» **Uit te voeren taken**:
[1] Kloppen deze uitspraken volgens het stuk over namen voor personages? (a) De ik-verteller heeft als moeder drie keer een naam mogen verzinnen. (b) Een stom personage mag geen lelijke naam krijgen. (c) Een personage houdt altijd de eerste naam die het krijgt. Antwoord per uitspraak met ja of nee en citeer letterlijk de woorden uit het stuk die de doorslag geven.
[2] Druk uit het stuk over namen voor personages letterlijk het deel af van "Iemand is niemand" tot en met "een beetje aansluit.".

Iemand is niemand
Een naam verzinnen, als moeder heb ik dat drie keer mogen doen. Schrijvers mogen dat aan de lopende band. Naamgeving is niet eenvoudig, ook niet als het ‘slechts’ om personages gaat. Je wil niemand uit je omgeving voor het hoofd stoten. Je wil dat de namen bij de karakters horen en goed bij hun achtergrond klinken. Je wil dat de naam bij de tijdgeest past en dat een betekenis van een naam een beetje aansluit.
A, B, C …
Schrijvers kunnen urenlang nadenken voor ze de juiste naam hebben voor een personage. Terecht, bij kinderen ga je ook niet over een nacht ijs. Een Miep is nu eenmaal geen Maria. Een Jan geen Huibert-Jan. In de toptien van motivaties van ouders staat vernoeming en klank hoog, maar ook wat bij henzelf past. Je geeft je kind nu eenmaal geen lelijke naam. Voor schrijvers geldt precies hetzelfde. Hoewel … een stom karakter mag best een afschuwelijke naam hebben. Je hoeft diegene toch niet hardop te roepen in de speeltuin. Om te voorkomen dat namen in mijn boeken te veel op elkaar lijken, kies ik voor mijn manuscripten voor elk personage een naam, beginnend met een letter die nog vrij is in mijn alfabetschema. Sommige personages veranderen een aantal keer van naam voor ik tevreden ben. De kunst is dan wel om dat overal te doen, ook op de plekken waar ik de naam afgekort of verkleind heb.

Fragment uit dataset
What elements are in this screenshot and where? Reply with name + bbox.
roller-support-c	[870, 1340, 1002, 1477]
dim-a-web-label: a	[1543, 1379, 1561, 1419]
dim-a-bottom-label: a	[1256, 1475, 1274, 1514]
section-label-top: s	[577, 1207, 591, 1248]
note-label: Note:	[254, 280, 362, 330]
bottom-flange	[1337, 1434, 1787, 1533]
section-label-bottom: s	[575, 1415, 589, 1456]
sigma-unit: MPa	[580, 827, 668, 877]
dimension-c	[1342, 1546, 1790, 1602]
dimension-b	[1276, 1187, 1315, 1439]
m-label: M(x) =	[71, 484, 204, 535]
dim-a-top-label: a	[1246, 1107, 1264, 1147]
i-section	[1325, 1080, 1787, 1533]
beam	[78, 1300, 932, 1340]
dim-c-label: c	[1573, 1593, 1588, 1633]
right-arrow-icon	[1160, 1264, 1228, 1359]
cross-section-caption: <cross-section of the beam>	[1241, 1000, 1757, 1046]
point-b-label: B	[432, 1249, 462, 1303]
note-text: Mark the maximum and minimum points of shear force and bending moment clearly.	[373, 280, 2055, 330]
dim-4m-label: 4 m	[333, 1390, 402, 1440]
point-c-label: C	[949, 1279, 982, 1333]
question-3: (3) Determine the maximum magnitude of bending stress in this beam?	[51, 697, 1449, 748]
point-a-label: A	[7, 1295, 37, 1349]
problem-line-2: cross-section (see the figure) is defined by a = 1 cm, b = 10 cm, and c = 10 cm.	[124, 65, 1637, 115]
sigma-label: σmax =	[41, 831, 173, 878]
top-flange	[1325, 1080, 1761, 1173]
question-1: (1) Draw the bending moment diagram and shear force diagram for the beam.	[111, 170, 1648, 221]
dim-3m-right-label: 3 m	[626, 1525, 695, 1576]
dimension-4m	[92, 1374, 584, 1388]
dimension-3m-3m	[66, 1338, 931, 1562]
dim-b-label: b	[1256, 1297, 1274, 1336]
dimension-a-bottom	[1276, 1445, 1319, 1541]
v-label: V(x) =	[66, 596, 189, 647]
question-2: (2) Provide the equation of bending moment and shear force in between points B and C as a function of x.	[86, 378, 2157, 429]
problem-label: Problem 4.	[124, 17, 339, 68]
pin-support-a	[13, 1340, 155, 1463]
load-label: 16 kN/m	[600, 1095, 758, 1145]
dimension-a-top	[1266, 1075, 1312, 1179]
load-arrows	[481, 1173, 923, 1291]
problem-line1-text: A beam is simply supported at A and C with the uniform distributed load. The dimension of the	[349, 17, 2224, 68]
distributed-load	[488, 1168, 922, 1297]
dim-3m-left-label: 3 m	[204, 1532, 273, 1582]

» **Antwoorden per taak**:
[1]
(a) Ja: "Een naam verzinnen, als moeder heb ik dat drie keer mogen doen."
(b) Nee: "een stom karakter mag best een afschuwelijke naam hebben."
(c) Nee: "Sommige personages veranderen een aantal keer van naam voor ik tevreden ben."

[2]
Iemand is niemand
Een naam verzinnen, als moeder heb ik dat drie keer mogen doen. Schrijvers mogen dat aan de lopende band. Naamgeving is niet eenvoudig, ook niet als het ‘slechts’ om personages gaat. Je wil niemand uit je omgeving voor het hoofd stoten. Je wil dat de namen bij de karakters horen en goed bij hun achtergrond klinken. Je wil dat de naam bij de tijdgeest past en dat een betekenis van een naam een beetje aansluit.